Find every line in the records below that holds the word "target" and copy it.
"""
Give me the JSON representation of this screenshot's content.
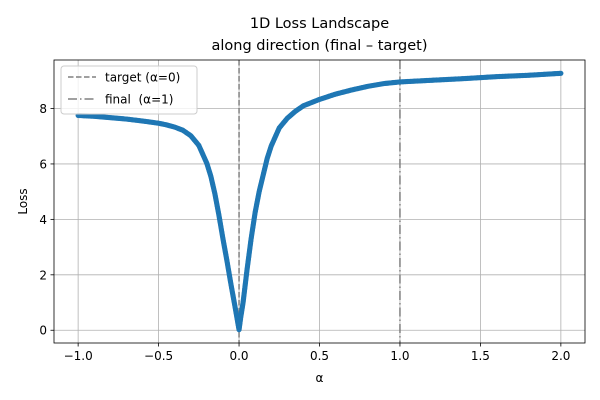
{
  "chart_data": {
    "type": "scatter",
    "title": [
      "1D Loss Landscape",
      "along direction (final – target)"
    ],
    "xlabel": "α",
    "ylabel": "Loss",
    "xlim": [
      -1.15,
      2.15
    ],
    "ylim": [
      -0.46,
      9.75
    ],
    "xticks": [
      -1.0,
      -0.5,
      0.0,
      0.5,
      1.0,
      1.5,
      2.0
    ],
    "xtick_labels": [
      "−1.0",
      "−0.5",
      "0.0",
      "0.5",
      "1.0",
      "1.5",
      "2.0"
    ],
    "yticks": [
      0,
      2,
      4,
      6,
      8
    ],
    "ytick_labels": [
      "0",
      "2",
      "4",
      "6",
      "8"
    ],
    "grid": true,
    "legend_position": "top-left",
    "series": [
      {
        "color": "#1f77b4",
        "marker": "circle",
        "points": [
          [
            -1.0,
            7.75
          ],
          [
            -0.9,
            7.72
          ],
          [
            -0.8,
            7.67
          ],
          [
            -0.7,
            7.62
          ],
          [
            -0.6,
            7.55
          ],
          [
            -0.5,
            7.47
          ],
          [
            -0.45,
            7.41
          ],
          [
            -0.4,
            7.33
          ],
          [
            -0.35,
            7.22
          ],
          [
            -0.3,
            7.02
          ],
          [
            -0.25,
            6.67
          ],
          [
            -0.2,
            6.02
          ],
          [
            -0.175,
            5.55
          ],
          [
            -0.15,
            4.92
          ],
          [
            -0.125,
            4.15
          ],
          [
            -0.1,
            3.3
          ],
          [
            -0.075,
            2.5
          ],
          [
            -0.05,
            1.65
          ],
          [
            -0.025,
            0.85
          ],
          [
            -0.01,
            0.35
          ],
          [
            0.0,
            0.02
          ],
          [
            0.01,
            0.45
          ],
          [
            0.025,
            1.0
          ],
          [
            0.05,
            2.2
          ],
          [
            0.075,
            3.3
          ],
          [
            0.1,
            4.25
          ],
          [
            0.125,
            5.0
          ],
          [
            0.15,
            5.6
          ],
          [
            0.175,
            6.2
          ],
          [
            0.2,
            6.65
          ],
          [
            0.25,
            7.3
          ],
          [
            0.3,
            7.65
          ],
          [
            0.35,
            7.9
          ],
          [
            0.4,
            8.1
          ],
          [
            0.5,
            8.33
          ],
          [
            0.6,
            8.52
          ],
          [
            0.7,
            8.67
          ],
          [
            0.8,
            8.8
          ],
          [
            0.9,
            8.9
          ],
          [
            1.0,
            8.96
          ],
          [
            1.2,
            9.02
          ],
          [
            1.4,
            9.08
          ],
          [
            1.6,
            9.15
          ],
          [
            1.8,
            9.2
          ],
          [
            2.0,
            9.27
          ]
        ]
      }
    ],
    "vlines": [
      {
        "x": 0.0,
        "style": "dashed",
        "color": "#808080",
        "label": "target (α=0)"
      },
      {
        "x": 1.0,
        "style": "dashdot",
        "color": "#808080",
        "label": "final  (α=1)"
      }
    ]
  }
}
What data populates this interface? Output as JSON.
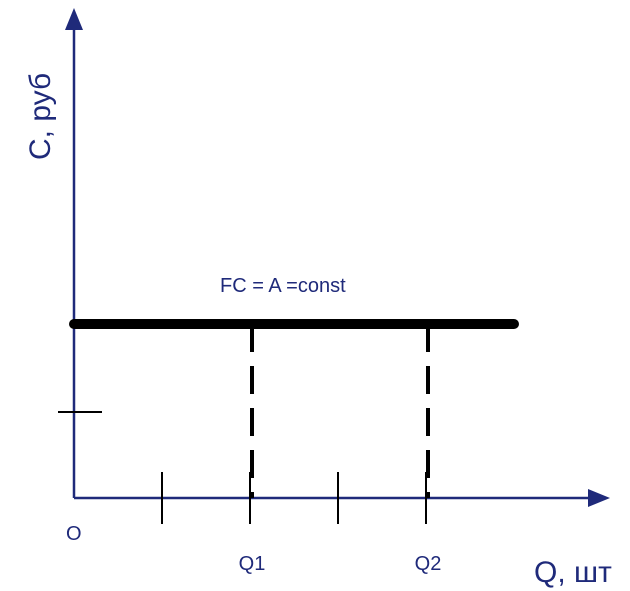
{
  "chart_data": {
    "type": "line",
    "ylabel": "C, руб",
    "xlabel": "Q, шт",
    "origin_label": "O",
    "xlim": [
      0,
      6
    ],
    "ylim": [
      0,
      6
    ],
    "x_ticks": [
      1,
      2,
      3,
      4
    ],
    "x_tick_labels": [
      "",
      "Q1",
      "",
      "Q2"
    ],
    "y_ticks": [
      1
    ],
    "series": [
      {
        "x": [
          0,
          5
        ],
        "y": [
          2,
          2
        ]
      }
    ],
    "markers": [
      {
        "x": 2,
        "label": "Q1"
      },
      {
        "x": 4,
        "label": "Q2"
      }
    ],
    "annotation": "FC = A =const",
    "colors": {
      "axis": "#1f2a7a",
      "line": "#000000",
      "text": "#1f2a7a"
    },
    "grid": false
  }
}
"""
"""
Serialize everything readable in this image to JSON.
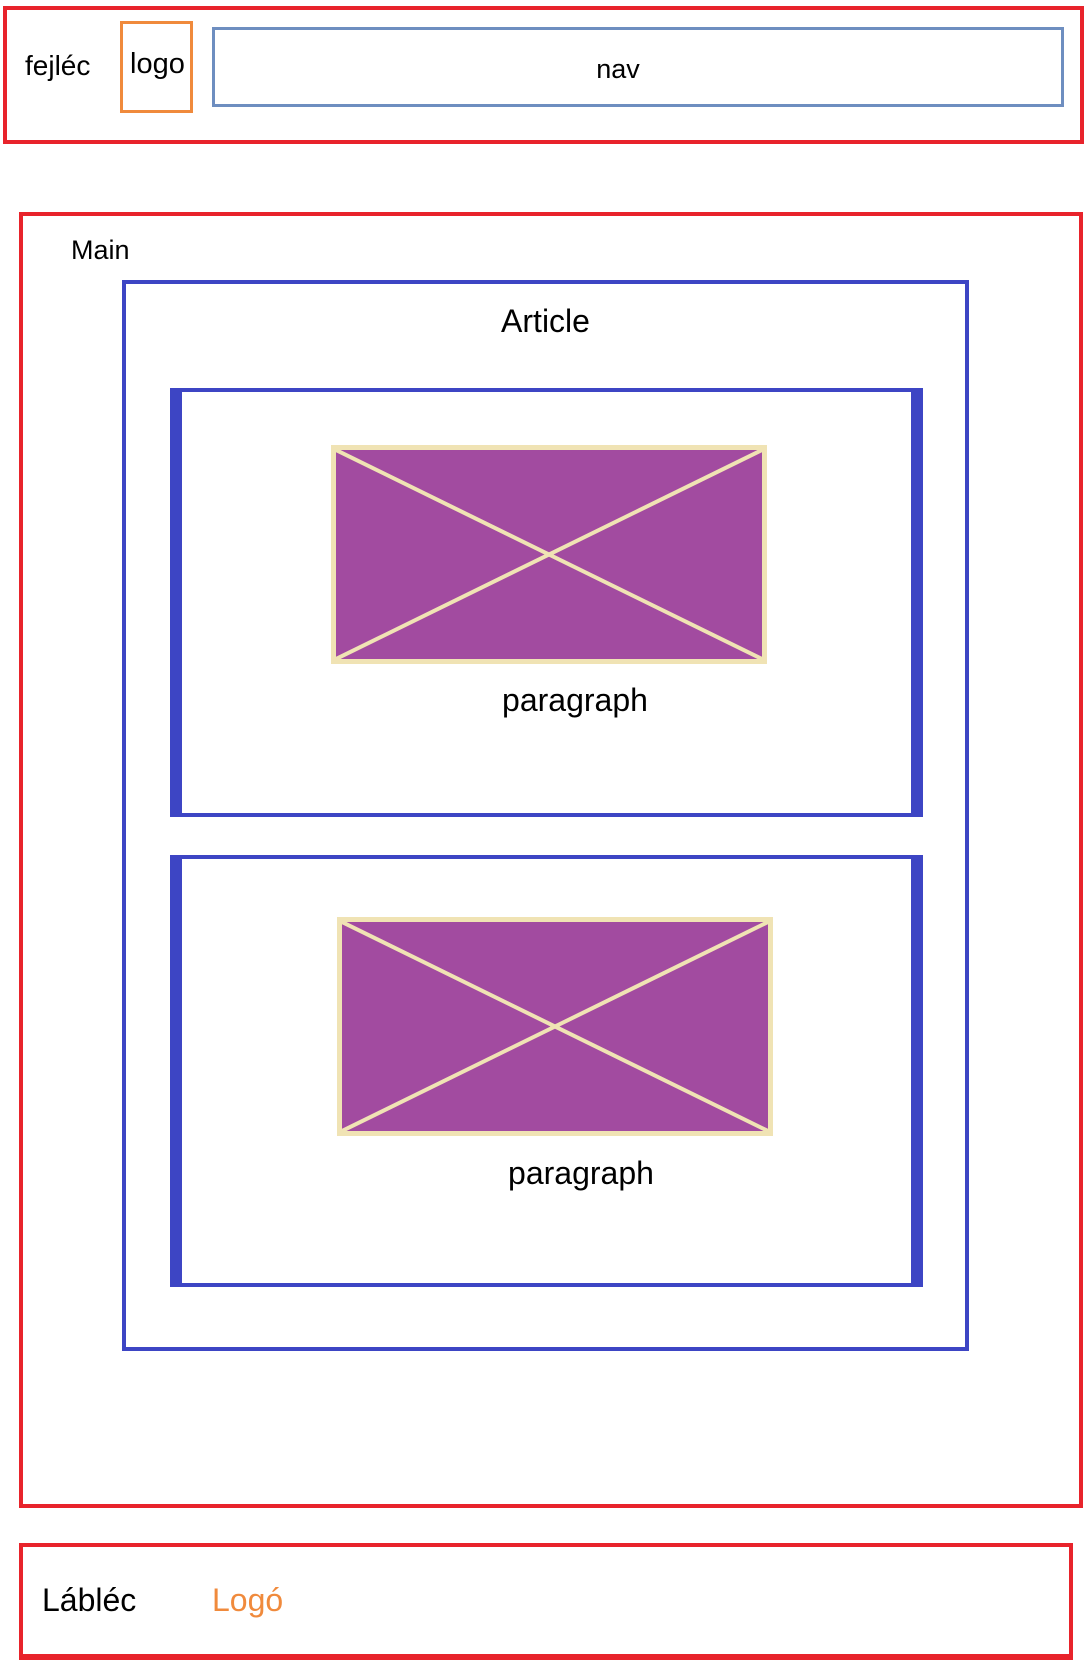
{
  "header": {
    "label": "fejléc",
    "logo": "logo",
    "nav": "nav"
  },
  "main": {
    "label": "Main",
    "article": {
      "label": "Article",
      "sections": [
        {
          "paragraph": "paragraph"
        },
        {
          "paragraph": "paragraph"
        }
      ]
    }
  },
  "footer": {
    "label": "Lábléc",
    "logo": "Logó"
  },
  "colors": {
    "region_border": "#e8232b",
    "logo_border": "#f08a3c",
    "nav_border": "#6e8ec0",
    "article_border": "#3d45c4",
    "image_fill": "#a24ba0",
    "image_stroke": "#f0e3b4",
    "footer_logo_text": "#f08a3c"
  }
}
"""
"""
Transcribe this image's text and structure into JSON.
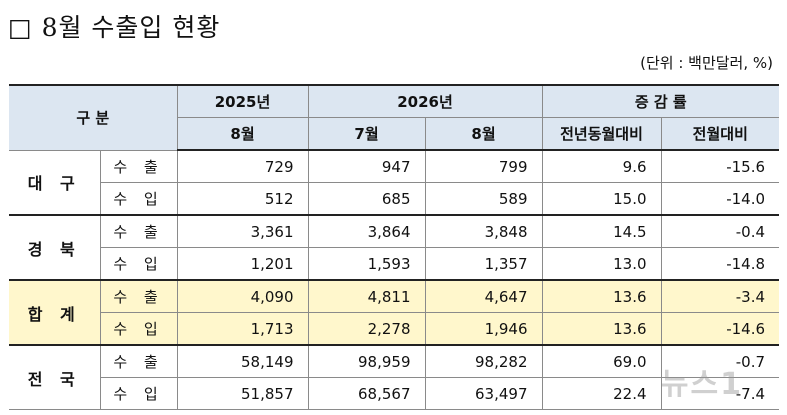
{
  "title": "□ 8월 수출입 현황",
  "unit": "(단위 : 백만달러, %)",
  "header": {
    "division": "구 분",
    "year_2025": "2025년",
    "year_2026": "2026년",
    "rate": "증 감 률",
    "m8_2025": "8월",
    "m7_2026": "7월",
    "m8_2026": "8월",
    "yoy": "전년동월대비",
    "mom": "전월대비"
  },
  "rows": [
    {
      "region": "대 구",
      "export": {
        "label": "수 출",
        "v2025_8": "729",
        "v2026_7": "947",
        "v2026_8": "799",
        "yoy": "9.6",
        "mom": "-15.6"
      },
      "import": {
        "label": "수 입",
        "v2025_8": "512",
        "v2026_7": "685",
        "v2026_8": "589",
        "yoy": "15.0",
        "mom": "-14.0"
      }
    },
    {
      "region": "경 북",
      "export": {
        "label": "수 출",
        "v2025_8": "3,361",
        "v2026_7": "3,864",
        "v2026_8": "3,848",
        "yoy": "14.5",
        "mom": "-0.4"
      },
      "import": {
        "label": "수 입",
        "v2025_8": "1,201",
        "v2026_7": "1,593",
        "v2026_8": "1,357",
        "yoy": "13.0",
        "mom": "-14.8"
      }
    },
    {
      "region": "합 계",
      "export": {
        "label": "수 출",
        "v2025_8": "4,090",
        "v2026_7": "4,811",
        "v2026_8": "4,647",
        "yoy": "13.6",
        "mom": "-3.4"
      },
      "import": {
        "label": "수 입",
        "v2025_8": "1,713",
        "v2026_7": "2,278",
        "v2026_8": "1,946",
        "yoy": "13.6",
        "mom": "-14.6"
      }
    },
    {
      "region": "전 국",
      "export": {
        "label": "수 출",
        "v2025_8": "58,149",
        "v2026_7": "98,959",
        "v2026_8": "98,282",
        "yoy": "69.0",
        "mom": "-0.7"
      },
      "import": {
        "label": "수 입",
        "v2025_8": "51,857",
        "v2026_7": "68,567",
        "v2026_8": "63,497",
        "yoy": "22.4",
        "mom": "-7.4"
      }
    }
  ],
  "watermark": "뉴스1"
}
"""
* **OUTPUT FOR THIS EXERCISE**:
      "along direction (final – target)"
        "label": "target (α=0)"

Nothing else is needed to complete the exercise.